▶ Stored data entries:
** Start **

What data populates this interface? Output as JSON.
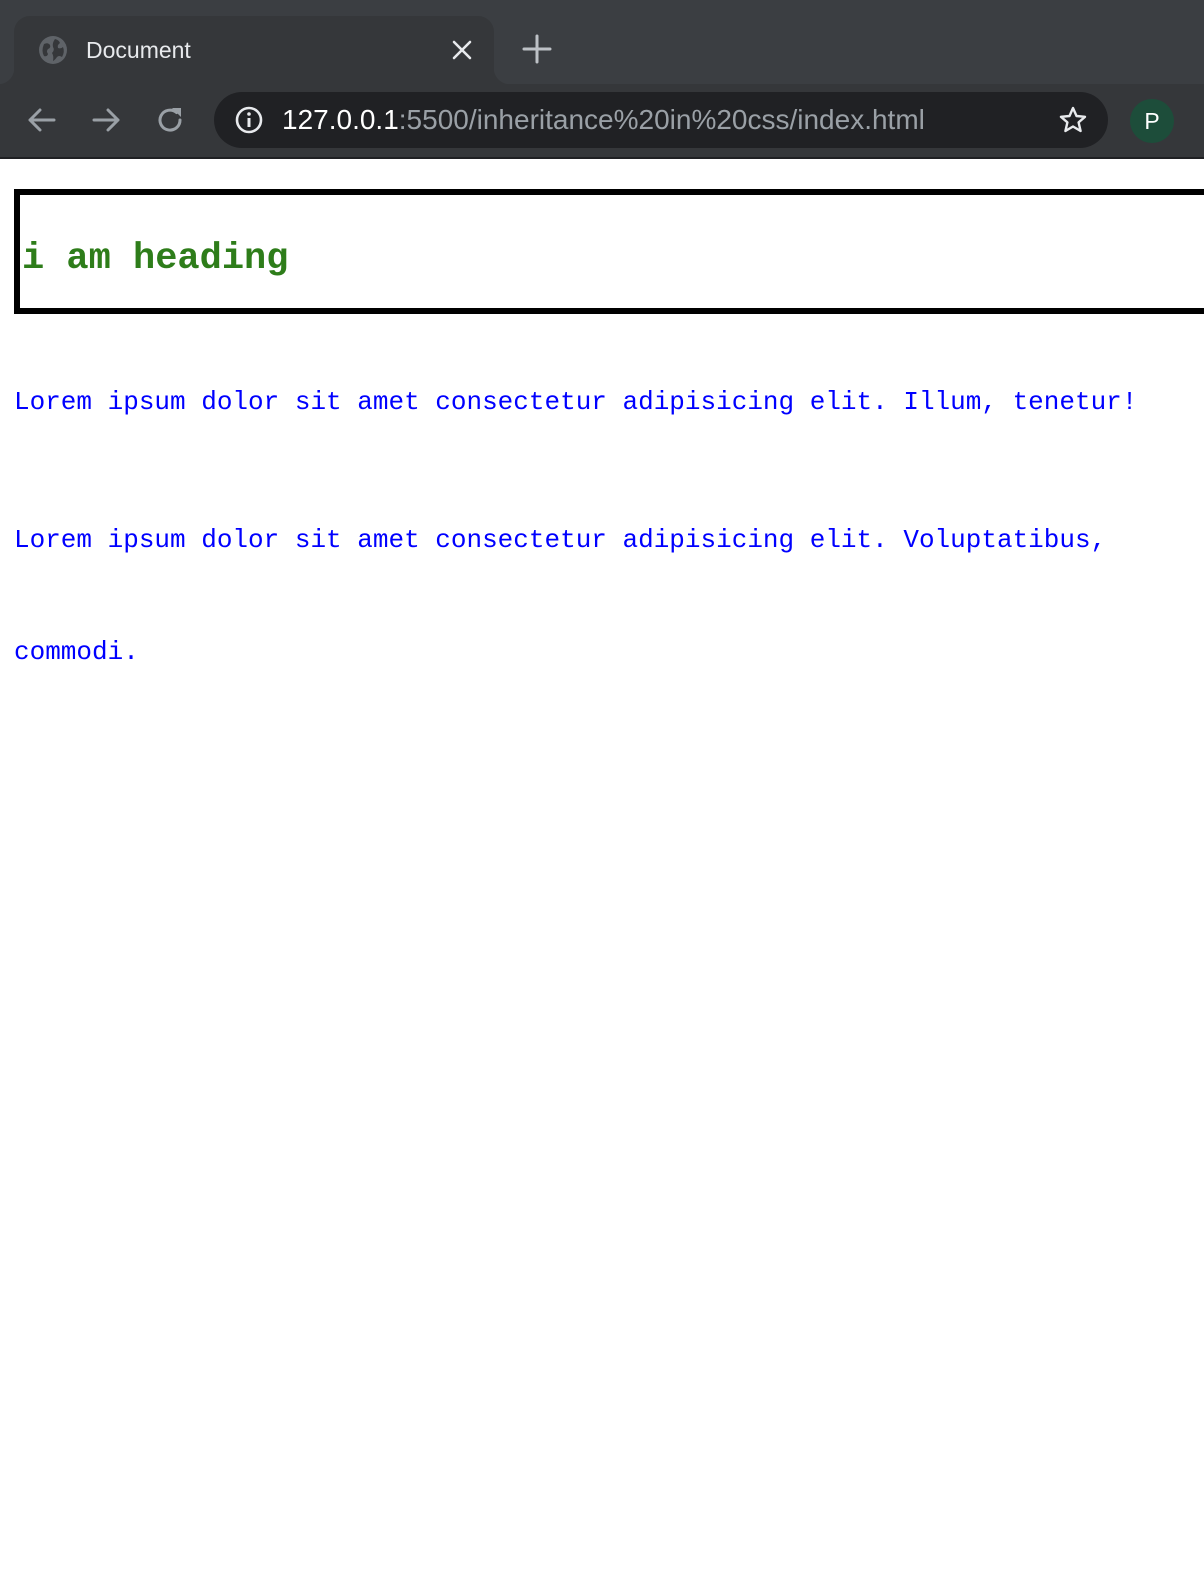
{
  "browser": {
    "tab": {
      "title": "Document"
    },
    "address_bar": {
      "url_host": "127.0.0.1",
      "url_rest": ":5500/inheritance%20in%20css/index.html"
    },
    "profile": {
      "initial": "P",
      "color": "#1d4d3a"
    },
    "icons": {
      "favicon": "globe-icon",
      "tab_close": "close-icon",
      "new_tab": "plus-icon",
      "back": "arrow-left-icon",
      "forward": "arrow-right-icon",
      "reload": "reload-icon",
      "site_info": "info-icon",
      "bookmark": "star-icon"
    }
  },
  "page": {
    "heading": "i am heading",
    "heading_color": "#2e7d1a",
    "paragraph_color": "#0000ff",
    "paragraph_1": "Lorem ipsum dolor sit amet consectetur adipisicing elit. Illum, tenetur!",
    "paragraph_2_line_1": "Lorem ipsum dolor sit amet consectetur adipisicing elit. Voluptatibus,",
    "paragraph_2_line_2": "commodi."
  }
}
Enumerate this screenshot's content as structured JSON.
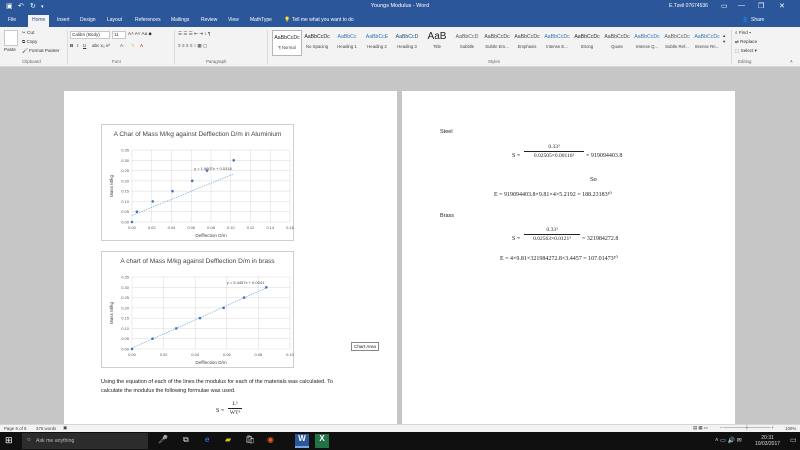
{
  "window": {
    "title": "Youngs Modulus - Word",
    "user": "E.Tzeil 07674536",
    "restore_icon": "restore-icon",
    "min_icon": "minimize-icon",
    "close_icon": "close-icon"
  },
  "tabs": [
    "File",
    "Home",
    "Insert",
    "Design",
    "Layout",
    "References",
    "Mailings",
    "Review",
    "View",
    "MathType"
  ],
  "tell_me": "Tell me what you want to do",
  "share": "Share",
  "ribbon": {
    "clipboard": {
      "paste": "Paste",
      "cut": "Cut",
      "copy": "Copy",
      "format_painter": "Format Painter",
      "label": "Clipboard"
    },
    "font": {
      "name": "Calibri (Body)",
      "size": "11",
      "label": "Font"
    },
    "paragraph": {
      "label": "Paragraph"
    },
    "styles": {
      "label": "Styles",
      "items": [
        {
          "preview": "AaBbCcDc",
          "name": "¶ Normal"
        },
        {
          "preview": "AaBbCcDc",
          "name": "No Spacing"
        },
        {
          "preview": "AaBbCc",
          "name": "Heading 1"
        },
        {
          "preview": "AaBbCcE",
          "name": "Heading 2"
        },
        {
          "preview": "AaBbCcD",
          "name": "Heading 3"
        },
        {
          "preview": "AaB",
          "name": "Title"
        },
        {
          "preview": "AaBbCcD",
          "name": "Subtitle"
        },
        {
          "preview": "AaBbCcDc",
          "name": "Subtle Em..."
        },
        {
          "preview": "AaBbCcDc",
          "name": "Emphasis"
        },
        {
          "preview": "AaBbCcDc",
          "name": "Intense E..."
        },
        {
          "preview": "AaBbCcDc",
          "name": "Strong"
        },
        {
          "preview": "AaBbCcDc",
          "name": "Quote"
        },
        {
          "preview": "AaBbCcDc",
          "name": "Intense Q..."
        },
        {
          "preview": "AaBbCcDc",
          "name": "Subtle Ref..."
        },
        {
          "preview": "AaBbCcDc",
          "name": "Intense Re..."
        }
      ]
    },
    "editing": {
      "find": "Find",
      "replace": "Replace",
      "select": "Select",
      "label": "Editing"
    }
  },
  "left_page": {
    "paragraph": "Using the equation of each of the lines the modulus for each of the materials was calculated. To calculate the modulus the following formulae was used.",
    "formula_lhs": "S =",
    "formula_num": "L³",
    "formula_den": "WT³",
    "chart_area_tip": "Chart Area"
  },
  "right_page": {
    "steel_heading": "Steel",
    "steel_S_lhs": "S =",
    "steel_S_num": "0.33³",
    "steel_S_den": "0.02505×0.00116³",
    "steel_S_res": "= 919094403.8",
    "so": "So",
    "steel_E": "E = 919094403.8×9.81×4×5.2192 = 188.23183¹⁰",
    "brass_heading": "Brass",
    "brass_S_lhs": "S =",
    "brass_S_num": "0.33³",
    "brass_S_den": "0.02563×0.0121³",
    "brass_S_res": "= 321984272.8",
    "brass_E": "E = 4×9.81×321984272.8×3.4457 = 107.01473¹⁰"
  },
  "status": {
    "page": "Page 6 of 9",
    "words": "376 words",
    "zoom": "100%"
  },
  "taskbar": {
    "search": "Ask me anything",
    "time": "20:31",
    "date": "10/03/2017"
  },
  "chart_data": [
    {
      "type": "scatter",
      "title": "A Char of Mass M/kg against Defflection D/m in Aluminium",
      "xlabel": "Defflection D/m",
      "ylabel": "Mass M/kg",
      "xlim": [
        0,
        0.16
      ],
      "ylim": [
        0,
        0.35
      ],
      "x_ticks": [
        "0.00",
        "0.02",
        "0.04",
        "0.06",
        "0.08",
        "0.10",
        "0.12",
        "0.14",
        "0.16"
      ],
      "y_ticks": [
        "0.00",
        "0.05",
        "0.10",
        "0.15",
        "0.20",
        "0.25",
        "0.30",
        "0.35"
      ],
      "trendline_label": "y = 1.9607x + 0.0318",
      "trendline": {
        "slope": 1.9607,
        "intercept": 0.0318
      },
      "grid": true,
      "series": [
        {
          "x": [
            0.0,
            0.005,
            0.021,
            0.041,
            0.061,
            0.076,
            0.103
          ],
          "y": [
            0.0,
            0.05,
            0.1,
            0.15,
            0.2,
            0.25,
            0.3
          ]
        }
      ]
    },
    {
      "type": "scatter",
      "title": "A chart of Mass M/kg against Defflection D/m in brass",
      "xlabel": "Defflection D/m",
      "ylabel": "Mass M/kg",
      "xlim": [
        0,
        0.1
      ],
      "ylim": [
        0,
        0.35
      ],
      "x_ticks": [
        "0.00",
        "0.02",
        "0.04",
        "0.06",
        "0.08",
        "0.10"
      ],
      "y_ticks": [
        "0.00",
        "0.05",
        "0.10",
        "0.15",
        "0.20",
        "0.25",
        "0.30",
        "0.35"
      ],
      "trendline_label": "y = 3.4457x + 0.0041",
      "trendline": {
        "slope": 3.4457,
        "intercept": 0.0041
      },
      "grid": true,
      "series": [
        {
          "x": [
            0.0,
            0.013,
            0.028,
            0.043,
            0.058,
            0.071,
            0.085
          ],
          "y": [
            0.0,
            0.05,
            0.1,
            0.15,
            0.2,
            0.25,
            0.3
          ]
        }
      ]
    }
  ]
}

** End **

▶ TASK PROMPT: Copy the whole listing above word for word but do not carry over the pictures.

▶ FULL ANSWER:
What data populates this interface? Output as JSON.
{
  "browser": {
    "tab": {
      "title": "Document"
    },
    "address_bar": {
      "url_host": "127.0.0.1",
      "url_rest": ":5500/inheritance%20in%20css/index.html"
    },
    "profile": {
      "initial": "P",
      "color": "#1d4d3a"
    },
    "icons": {
      "favicon": "globe-icon",
      "tab_close": "close-icon",
      "new_tab": "plus-icon",
      "back": "arrow-left-icon",
      "forward": "arrow-right-icon",
      "reload": "reload-icon",
      "site_info": "info-icon",
      "bookmark": "star-icon"
    }
  },
  "page": {
    "heading": "i am heading",
    "heading_color": "#2e7d1a",
    "paragraph_color": "#0000ff",
    "paragraph_1": "Lorem ipsum dolor sit amet consectetur adipisicing elit. Illum, tenetur!",
    "paragraph_2_line_1": "Lorem ipsum dolor sit amet consectetur adipisicing elit. Voluptatibus,",
    "paragraph_2_line_2": "commodi."
  }
}
Enumerate this screenshot's content as structured JSON.
{
  "window": {
    "title": "Youngs Modulus - Word",
    "user": "E.Tzeil 07674536",
    "restore_icon": "restore-icon",
    "min_icon": "minimize-icon",
    "close_icon": "close-icon"
  },
  "tabs": [
    "File",
    "Home",
    "Insert",
    "Design",
    "Layout",
    "References",
    "Mailings",
    "Review",
    "View",
    "MathType"
  ],
  "tell_me": "Tell me what you want to do",
  "share": "Share",
  "ribbon": {
    "clipboard": {
      "paste": "Paste",
      "cut": "Cut",
      "copy": "Copy",
      "format_painter": "Format Painter",
      "label": "Clipboard"
    },
    "font": {
      "name": "Calibri (Body)",
      "size": "11",
      "label": "Font"
    },
    "paragraph": {
      "label": "Paragraph"
    },
    "styles": {
      "label": "Styles",
      "items": [
        {
          "preview": "AaBbCcDc",
          "name": "¶ Normal"
        },
        {
          "preview": "AaBbCcDc",
          "name": "No Spacing"
        },
        {
          "preview": "AaBbCc",
          "name": "Heading 1"
        },
        {
          "preview": "AaBbCcE",
          "name": "Heading 2"
        },
        {
          "preview": "AaBbCcD",
          "name": "Heading 3"
        },
        {
          "preview": "AaB",
          "name": "Title"
        },
        {
          "preview": "AaBbCcD",
          "name": "Subtitle"
        },
        {
          "preview": "AaBbCcDc",
          "name": "Subtle Em..."
        },
        {
          "preview": "AaBbCcDc",
          "name": "Emphasis"
        },
        {
          "preview": "AaBbCcDc",
          "name": "Intense E..."
        },
        {
          "preview": "AaBbCcDc",
          "name": "Strong"
        },
        {
          "preview": "AaBbCcDc",
          "name": "Quote"
        },
        {
          "preview": "AaBbCcDc",
          "name": "Intense Q..."
        },
        {
          "preview": "AaBbCcDc",
          "name": "Subtle Ref..."
        },
        {
          "preview": "AaBbCcDc",
          "name": "Intense Re..."
        }
      ]
    },
    "editing": {
      "find": "Find",
      "replace": "Replace",
      "select": "Select",
      "label": "Editing"
    }
  },
  "left_page": {
    "paragraph": "Using the equation of each of the lines the modulus for each of the materials was calculated. To calculate the modulus the following formulae was used.",
    "formula_lhs": "S =",
    "formula_num": "L³",
    "formula_den": "WT³",
    "chart_area_tip": "Chart Area"
  },
  "right_page": {
    "steel_heading": "Steel",
    "steel_S_lhs": "S =",
    "steel_S_num": "0.33³",
    "steel_S_den": "0.02505×0.00116³",
    "steel_S_res": "= 919094403.8",
    "so": "So",
    "steel_E": "E = 919094403.8×9.81×4×5.2192 = 188.23183¹⁰",
    "brass_heading": "Brass",
    "brass_S_lhs": "S =",
    "brass_S_num": "0.33³",
    "brass_S_den": "0.02563×0.0121³",
    "brass_S_res": "= 321984272.8",
    "brass_E": "E = 4×9.81×321984272.8×3.4457 = 107.01473¹⁰"
  },
  "status": {
    "page": "Page 6 of 9",
    "words": "376 words",
    "zoom": "100%"
  },
  "taskbar": {
    "search": "Ask me anything",
    "time": "20:31",
    "date": "10/03/2017"
  },
  "chart_data": [
    {
      "type": "scatter",
      "title": "A Char of Mass M/kg against Defflection D/m in Aluminium",
      "xlabel": "Defflection D/m",
      "ylabel": "Mass M/kg",
      "xlim": [
        0,
        0.16
      ],
      "ylim": [
        0,
        0.35
      ],
      "x_ticks": [
        "0.00",
        "0.02",
        "0.04",
        "0.06",
        "0.08",
        "0.10",
        "0.12",
        "0.14",
        "0.16"
      ],
      "y_ticks": [
        "0.00",
        "0.05",
        "0.10",
        "0.15",
        "0.20",
        "0.25",
        "0.30",
        "0.35"
      ],
      "trendline_label": "y = 1.9607x + 0.0318",
      "trendline": {
        "slope": 1.9607,
        "intercept": 0.0318
      },
      "grid": true,
      "series": [
        {
          "x": [
            0.0,
            0.005,
            0.021,
            0.041,
            0.061,
            0.076,
            0.103
          ],
          "y": [
            0.0,
            0.05,
            0.1,
            0.15,
            0.2,
            0.25,
            0.3
          ]
        }
      ]
    },
    {
      "type": "scatter",
      "title": "A chart of Mass M/kg against Defflection D/m in brass",
      "xlabel": "Defflection D/m",
      "ylabel": "Mass M/kg",
      "xlim": [
        0,
        0.1
      ],
      "ylim": [
        0,
        0.35
      ],
      "x_ticks": [
        "0.00",
        "0.02",
        "0.04",
        "0.06",
        "0.08",
        "0.10"
      ],
      "y_ticks": [
        "0.00",
        "0.05",
        "0.10",
        "0.15",
        "0.20",
        "0.25",
        "0.30",
        "0.35"
      ],
      "trendline_label": "y = 3.4457x + 0.0041",
      "trendline": {
        "slope": 3.4457,
        "intercept": 0.0041
      },
      "grid": true,
      "series": [
        {
          "x": [
            0.0,
            0.013,
            0.028,
            0.043,
            0.058,
            0.071,
            0.085
          ],
          "y": [
            0.0,
            0.05,
            0.1,
            0.15,
            0.2,
            0.25,
            0.3
          ]
        }
      ]
    }
  ]
}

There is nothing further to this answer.